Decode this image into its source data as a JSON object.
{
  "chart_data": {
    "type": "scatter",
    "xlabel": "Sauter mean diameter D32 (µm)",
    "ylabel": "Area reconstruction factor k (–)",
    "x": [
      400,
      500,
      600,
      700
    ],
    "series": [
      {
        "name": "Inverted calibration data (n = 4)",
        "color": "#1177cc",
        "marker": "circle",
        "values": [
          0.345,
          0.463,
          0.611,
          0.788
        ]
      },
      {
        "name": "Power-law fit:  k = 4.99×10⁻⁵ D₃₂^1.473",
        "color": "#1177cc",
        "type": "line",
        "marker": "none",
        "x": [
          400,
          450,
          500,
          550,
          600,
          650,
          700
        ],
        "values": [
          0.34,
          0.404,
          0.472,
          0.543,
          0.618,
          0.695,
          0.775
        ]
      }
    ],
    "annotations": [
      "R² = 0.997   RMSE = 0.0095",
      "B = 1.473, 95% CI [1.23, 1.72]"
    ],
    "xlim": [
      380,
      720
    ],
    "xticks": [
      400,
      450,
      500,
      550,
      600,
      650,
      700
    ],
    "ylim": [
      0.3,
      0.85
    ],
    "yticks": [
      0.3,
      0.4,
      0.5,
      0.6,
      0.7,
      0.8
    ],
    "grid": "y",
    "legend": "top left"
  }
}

########################################

### [SET TASK]
Repeat the records above exactly, from the first line to the last.

### [EXERCISE SOLUTION]
Decode this image into its source data as a JSON object.
{
  "chart_data": {
    "type": "scatter",
    "xlabel": "Sauter mean diameter D32 (µm)",
    "ylabel": "Area reconstruction factor k (–)",
    "x": [
      400,
      500,
      600,
      700
    ],
    "series": [
      {
        "name": "Inverted calibration data (n = 4)",
        "color": "#1177cc",
        "marker": "circle",
        "values": [
          0.345,
          0.463,
          0.611,
          0.788
        ]
      },
      {
        "name": "Power-law fit:  k = 4.99×10⁻⁵ D₃₂^1.473",
        "color": "#1177cc",
        "type": "line",
        "marker": "none",
        "x": [
          400,
          450,
          500,
          550,
          600,
          650,
          700
        ],
        "values": [
          0.34,
          0.404,
          0.472,
          0.543,
          0.618,
          0.695,
          0.775
        ]
      }
    ],
    "annotations": [
      "R² = 0.997   RMSE = 0.0095",
      "B = 1.473, 95% CI [1.23, 1.72]"
    ],
    "xlim": [
      380,
      720
    ],
    "xticks": [
      400,
      450,
      500,
      550,
      600,
      650,
      700
    ],
    "ylim": [
      0.3,
      0.85
    ],
    "yticks": [
      0.3,
      0.4,
      0.5,
      0.6,
      0.7,
      0.8
    ],
    "grid": "y",
    "legend": "top left"
  }
}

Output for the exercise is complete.